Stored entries
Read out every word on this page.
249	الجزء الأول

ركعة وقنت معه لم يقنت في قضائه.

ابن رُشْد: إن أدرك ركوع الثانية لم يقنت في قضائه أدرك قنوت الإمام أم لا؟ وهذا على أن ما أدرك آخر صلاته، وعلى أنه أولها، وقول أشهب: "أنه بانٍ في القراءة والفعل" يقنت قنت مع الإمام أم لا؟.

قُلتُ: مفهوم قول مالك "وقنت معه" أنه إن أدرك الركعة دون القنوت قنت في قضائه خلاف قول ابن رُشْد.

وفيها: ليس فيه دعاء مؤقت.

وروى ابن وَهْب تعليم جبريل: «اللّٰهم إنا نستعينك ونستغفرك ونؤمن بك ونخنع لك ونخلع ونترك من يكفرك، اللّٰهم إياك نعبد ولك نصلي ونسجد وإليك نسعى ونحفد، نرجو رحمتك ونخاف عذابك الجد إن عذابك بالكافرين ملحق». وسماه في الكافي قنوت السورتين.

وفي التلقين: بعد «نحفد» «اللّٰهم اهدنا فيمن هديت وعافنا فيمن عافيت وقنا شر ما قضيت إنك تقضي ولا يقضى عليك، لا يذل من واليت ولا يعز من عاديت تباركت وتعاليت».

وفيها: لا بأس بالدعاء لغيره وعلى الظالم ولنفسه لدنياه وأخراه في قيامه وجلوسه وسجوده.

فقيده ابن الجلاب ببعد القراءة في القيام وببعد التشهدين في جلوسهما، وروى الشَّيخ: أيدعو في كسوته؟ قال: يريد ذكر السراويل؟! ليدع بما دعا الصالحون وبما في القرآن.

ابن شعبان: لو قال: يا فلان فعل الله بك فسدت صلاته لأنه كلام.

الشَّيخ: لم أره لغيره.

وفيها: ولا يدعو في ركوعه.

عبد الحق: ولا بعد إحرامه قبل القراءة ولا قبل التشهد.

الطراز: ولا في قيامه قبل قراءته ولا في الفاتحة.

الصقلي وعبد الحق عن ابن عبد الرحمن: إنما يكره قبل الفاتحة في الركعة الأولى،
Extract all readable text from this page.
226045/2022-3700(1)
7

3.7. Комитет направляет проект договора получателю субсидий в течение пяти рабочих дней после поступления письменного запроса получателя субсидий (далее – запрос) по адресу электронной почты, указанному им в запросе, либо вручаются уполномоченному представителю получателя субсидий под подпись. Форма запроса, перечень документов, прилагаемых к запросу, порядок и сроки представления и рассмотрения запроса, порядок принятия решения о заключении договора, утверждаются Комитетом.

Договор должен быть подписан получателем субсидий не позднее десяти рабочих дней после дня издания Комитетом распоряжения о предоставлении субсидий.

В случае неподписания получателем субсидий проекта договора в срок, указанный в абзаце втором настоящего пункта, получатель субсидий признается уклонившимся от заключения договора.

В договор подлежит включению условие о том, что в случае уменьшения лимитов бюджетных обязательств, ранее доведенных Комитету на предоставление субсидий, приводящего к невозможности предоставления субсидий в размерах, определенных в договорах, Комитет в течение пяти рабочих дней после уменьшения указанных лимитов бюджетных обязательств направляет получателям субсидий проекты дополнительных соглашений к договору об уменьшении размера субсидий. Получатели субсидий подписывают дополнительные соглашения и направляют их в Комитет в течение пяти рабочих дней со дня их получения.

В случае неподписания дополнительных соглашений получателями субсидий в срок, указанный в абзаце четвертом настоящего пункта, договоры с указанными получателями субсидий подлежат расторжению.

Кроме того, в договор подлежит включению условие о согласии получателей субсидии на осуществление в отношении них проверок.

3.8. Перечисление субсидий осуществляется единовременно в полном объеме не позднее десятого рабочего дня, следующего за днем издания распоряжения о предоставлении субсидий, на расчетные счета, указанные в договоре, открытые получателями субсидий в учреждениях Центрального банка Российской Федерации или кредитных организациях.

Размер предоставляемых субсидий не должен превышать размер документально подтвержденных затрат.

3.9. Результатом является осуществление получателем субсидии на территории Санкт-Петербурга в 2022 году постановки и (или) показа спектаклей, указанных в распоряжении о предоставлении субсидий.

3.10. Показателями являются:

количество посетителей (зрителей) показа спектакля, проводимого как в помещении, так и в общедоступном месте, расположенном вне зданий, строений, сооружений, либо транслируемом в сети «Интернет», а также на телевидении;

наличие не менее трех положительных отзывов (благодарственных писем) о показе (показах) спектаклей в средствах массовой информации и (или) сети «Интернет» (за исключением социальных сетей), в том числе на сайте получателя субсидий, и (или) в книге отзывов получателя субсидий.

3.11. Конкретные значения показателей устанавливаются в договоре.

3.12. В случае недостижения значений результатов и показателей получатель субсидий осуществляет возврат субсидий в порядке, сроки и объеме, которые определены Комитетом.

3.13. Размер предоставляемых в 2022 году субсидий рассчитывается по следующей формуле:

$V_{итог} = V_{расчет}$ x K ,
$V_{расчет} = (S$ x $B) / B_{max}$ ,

*Work instructions*: Wherever the string "وروى" appears in the entries above, list that line.

*Problem solution*:
وروى ابن وَهْب تعليم جبريل: «اللّٰهم إنا نستعينك ونستغفرك ونؤمن بك ونخنع لك ونخلع ونترك من يكفرك، اللّٰهم إياك نعبد ولك نصلي ونسجد وإليك نسعى ونحفد، نرجو رحمتك ونخاف عذابك الجد إن عذابك بالكافرين ملحق». وسماه في الكافي قنوت السورتين.
فقيده ابن الجلاب ببعد القراءة في القيام وببعد التشهدين في جلوسهما، وروى الشَّيخ: أيدعو في كسوته؟ قال: يريد ذكر السراويل؟! ليدع بما دعا الصالحون وبما في القرآن.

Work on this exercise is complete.